Records excerpted from a collection
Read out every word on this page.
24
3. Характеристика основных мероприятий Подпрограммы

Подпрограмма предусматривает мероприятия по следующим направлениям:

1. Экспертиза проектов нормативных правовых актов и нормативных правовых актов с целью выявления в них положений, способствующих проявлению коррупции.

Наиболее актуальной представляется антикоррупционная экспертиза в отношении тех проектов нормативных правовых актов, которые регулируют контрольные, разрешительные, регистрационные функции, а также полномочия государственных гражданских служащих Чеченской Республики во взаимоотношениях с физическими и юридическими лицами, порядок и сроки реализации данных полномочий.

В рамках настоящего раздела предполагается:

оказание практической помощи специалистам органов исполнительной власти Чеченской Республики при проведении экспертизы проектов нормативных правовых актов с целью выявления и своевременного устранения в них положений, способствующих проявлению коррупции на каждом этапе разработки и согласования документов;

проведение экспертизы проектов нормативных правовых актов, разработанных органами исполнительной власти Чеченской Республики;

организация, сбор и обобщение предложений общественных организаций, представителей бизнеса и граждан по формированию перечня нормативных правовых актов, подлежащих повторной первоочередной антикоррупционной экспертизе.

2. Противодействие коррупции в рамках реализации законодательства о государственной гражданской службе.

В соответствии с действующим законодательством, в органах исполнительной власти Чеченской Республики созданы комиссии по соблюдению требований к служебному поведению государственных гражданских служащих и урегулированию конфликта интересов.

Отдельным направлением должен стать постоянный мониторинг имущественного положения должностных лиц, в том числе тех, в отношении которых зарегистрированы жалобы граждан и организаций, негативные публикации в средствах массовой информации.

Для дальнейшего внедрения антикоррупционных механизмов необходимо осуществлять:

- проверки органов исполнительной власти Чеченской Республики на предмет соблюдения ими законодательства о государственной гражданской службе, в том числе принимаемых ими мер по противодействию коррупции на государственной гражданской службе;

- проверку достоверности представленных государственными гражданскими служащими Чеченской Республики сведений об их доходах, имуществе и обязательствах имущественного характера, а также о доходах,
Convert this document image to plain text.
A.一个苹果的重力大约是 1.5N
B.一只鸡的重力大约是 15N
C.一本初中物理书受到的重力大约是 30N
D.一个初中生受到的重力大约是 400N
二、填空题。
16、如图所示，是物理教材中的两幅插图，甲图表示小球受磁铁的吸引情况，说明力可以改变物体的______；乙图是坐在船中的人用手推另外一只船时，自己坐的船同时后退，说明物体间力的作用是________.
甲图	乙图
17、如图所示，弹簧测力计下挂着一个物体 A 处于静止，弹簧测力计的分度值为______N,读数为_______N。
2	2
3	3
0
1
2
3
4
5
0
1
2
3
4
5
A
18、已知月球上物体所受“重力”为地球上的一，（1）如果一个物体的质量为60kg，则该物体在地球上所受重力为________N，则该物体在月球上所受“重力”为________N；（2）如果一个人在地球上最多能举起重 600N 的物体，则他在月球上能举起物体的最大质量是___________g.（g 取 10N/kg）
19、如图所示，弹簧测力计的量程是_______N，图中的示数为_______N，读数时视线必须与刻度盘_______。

#### Written exercise:
Reproduce the complete set of lines precisely as supplied.

#### Response to this exercise:
Read out every word on this page.
24
3. Характеристика основных мероприятий Подпрограммы

Подпрограмма предусматривает мероприятия по следующим направлениям:

1. Экспертиза проектов нормативных правовых актов и нормативных правовых актов с целью выявления в них положений, способствующих проявлению коррупции.

Наиболее актуальной представляется антикоррупционная экспертиза в отношении тех проектов нормативных правовых актов, которые регулируют контрольные, разрешительные, регистрационные функции, а также полномочия государственных гражданских служащих Чеченской Республики во взаимоотношениях с физическими и юридическими лицами, порядок и сроки реализации данных полномочий.

В рамках настоящего раздела предполагается:

оказание практической помощи специалистам органов исполнительной власти Чеченской Республики при проведении экспертизы проектов нормативных правовых актов с целью выявления и своевременного устранения в них положений, способствующих проявлению коррупции на каждом этапе разработки и согласования документов;

проведение экспертизы проектов нормативных правовых актов, разработанных органами исполнительной власти Чеченской Республики;

организация, сбор и обобщение предложений общественных организаций, представителей бизнеса и граждан по формированию перечня нормативных правовых актов, подлежащих повторной первоочередной антикоррупционной экспертизе.

2. Противодействие коррупции в рамках реализации законодательства о государственной гражданской службе.

В соответствии с действующим законодательством, в органах исполнительной власти Чеченской Республики созданы комиссии по соблюдению требований к служебному поведению государственных гражданских служащих и урегулированию конфликта интересов.

Отдельным направлением должен стать постоянный мониторинг имущественного положения должностных лиц, в том числе тех, в отношении которых зарегистрированы жалобы граждан и организаций, негативные публикации в средствах массовой информации.

Для дальнейшего внедрения антикоррупционных механизмов необходимо осуществлять:

- проверки органов исполнительной власти Чеченской Республики на предмет соблюдения ими законодательства о государственной гражданской службе, в том числе принимаемых ими мер по противодействию коррупции на государственной гражданской службе;

- проверку достоверности представленных государственными гражданскими служащими Чеченской Республики сведений об их доходах, имуществе и обязательствах имущественного характера, а также о доходах,
Convert this document image to plain text.
A.一个苹果的重力大约是 1.5N
B.一只鸡的重力大约是 15N
C.一本初中物理书受到的重力大约是 30N
D.一个初中生受到的重力大约是 400N
二、填空题。
16、如图所示，是物理教材中的两幅插图，甲图表示小球受磁铁的吸引情况，说明力可以改变物体的______；乙图是坐在船中的人用手推另外一只船时，自己坐的船同时后退，说明物体间力的作用是________.
甲图	乙图
17、如图所示，弹簧测力计下挂着一个物体 A 处于静止，弹簧测力计的分度值为______N,读数为_______N。
2	2
3	3
0
1
2
3
4
5
0
1
2
3
4
5
A
18、已知月球上物体所受“重力”为地球上的一，（1）如果一个物体的质量为60kg，则该物体在地球上所受重力为________N，则该物体在月球上所受“重力”为________N；（2）如果一个人在地球上最多能举起重 600N 的物体，则他在月球上能举起物体的最大质量是___________g.（g 取 10N/kg）
19、如图所示，弹簧测力计的量程是_______N，图中的示数为_______N，读数时视线必须与刻度盘_______。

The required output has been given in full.